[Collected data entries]
## START
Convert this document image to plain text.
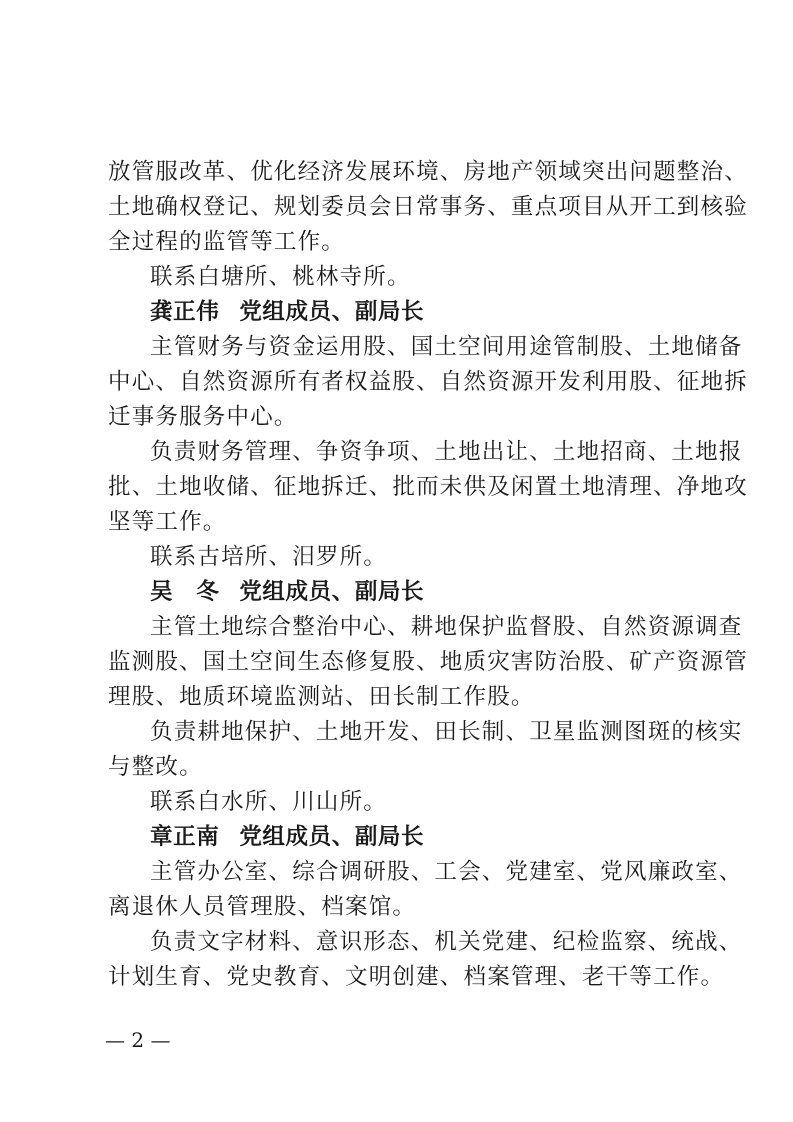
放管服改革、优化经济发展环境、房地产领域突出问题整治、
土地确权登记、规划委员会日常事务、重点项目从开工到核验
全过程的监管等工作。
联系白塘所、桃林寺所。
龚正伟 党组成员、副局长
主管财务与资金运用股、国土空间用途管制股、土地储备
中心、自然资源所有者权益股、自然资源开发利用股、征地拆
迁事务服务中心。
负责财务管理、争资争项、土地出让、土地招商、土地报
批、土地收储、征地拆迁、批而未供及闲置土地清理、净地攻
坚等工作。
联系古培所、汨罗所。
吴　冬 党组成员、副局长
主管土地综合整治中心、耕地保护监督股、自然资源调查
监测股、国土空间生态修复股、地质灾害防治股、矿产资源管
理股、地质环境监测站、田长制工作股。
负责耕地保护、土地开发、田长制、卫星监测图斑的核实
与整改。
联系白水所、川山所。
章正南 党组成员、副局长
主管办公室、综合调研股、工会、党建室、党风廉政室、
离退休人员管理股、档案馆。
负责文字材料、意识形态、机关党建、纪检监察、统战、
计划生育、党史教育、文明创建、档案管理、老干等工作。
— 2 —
## END
■ **What is required**
Repeat all the data as it stands, dropping any images it holds.

■ **Solved exercise**
Convert this document image to plain text.
放管服改革、优化经济发展环境、房地产领域突出问题整治、
土地确权登记、规划委员会日常事务、重点项目从开工到核验
全过程的监管等工作。
联系白塘所、桃林寺所。
龚正伟 党组成员、副局长
主管财务与资金运用股、国土空间用途管制股、土地储备
中心、自然资源所有者权益股、自然资源开发利用股、征地拆
迁事务服务中心。
负责财务管理、争资争项、土地出让、土地招商、土地报
批、土地收储、征地拆迁、批而未供及闲置土地清理、净地攻
坚等工作。
联系古培所、汨罗所。
吴　冬 党组成员、副局长
主管土地综合整治中心、耕地保护监督股、自然资源调查
监测股、国土空间生态修复股、地质灾害防治股、矿产资源管
理股、地质环境监测站、田长制工作股。
负责耕地保护、土地开发、田长制、卫星监测图斑的核实
与整改。
联系白水所、川山所。
章正南 党组成员、副局长
主管办公室、综合调研股、工会、党建室、党风廉政室、
离退休人员管理股、档案馆。
负责文字材料、意识形态、机关党建、纪检监察、统战、
计划生育、党史教育、文明创建、档案管理、老干等工作。
— 2 —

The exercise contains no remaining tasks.